PAGE TEXT:
The swim bladder, gas bladder, fish maw, air bladder or sound is an internal gas-filled organ in bony fish that functions to modulate buoyancy, and thus allowing the fish to stay at desired water depth without having to maintain lift via swimming, which expends more energy. The ventral position of the swim bladder means that the center of mass is above the center of buoyancy, reducing stability but improving maneuverability. Additionally, the swim bladder functions as a resonating chamber to produce or receive sound.

The swim bladder is evolutionarily homologous to the lungs of tetrapods and lungfish, and some ray-finned fish such as bowfins have also evolved similar respiratory functions in their swim bladders. Charles Darwin remarked upon this in On the Origin of Species, and reasoned that the lung in air-breathing vertebrates had derived from a more primitive swim bladder as a specialized form of enteral respiration.

RECORD EXCERPTS:

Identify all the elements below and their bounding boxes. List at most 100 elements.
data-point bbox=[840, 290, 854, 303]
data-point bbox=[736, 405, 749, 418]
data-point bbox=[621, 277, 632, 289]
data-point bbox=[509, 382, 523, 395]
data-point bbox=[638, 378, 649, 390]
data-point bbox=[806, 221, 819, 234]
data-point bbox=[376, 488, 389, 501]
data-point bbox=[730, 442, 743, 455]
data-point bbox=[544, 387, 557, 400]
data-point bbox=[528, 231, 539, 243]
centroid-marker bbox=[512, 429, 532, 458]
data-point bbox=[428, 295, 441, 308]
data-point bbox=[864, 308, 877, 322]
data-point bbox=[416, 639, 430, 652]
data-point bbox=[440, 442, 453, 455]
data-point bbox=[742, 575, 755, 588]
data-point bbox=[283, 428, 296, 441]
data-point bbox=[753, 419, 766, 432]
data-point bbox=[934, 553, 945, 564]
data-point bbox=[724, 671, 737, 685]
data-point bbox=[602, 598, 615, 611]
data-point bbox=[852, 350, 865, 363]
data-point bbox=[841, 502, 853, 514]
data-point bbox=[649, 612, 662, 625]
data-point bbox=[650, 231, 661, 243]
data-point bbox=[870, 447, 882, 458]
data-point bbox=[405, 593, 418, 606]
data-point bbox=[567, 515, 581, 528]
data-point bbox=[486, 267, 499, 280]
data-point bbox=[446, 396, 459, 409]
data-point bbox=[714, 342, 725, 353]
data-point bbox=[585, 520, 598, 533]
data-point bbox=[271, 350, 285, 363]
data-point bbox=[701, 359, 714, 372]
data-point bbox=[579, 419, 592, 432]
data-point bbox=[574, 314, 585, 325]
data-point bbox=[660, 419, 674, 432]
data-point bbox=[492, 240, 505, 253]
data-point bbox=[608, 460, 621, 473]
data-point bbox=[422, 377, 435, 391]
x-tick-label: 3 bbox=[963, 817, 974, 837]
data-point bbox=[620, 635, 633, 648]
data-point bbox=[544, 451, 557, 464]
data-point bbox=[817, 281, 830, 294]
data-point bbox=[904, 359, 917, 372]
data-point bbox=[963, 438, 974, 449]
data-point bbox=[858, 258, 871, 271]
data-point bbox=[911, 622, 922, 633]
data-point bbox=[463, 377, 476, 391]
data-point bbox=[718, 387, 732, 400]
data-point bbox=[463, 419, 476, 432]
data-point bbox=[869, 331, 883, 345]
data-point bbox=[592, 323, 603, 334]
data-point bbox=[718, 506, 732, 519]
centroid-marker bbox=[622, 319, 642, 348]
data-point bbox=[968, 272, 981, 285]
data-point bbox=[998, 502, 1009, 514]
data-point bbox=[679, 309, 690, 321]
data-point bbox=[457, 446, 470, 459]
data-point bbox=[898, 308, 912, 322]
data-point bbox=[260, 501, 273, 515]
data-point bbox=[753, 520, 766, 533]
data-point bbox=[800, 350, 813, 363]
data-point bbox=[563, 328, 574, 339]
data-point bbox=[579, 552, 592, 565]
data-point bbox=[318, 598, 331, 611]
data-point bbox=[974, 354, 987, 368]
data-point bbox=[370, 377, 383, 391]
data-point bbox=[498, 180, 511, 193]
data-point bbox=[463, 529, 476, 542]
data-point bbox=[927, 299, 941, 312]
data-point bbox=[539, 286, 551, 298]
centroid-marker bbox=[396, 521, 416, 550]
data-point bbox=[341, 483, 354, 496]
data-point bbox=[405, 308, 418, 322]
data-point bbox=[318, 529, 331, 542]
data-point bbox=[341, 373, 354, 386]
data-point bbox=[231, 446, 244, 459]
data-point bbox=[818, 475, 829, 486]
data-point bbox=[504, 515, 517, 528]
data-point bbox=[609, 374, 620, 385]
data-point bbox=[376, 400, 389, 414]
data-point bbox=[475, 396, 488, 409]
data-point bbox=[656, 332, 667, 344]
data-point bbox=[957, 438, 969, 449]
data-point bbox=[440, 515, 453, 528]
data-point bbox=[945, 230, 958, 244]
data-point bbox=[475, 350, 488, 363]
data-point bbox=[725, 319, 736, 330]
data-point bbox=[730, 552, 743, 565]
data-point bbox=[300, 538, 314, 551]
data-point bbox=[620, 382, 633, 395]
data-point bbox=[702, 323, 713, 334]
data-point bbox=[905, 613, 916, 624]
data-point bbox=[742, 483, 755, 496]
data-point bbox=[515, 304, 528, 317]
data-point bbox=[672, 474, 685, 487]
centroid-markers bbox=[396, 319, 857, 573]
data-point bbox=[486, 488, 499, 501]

TASKS AND EXERCISES:
(a) Duplicate the part of the swim bladder text starting with "The swim bladder, gas" and going on through "or receive sound.".
(b) According to the swim bladder text, in which work did Charles Darwin remark on the swim bladder's link to lungs?

PROBLEM SOLUTIONS:
(a)
The swim bladder, gas bladder, fish maw, air bladder or sound is an internal gas-filled organ in bony fish that functions to modulate buoyancy, and thus allowing the fish to stay at desired water depth without having to maintain lift via swimming, which expends more energy. The ventral position of the swim bladder means that the center of mass is above the center of buoyancy, reducing stability but improving maneuverability. Additionally, the swim bladder functions as a resonating chamber to produce or receive sound.

(b) On the Origin of Species